§ **Data items**
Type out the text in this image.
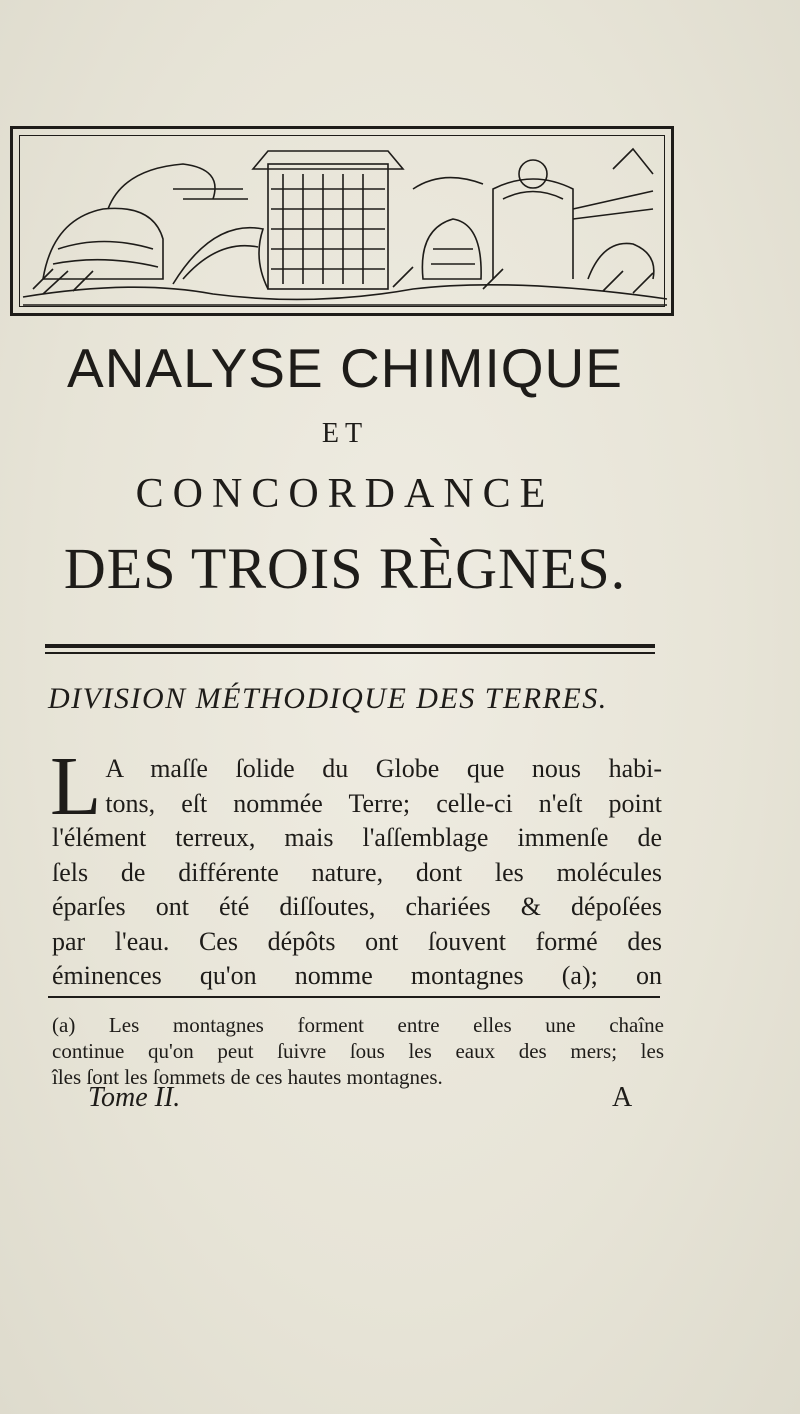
ANALYSE CHIMIQUE
ET
CONCORDANCE
DES TROIS RÈGNES.
DIVISION MÉTHODIQUE DES TERRES.
L A maſſe ſolide du Globe que nous habi-
tons, eſt nommée Terre; celle-ci n'eſt point
l'élément terreux, mais l'aſſemblage immenſe de
ſels de différente nature, dont les molécules
éparſes ont été diſſoutes, chariées & dépoſées
par l'eau. Ces dépôts ont ſouvent formé des
éminences qu'on nomme montagnes (a); on
(a) Les montagnes forment entre elles une chaîne
continue qu'on peut ſuivre ſous les eaux des mers; les
îles ſont les ſommets de ces hautes montagnes.
Tome II.	A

§ **Given request**
Gather up every line in the data above that contains the word "montagnes", copying each one.

§ **Solution below**
éminences qu'on nomme montagnes (a); on
(a) Les montagnes forment entre elles une chaîne
îles ſont les ſommets de ces hautes montagnes.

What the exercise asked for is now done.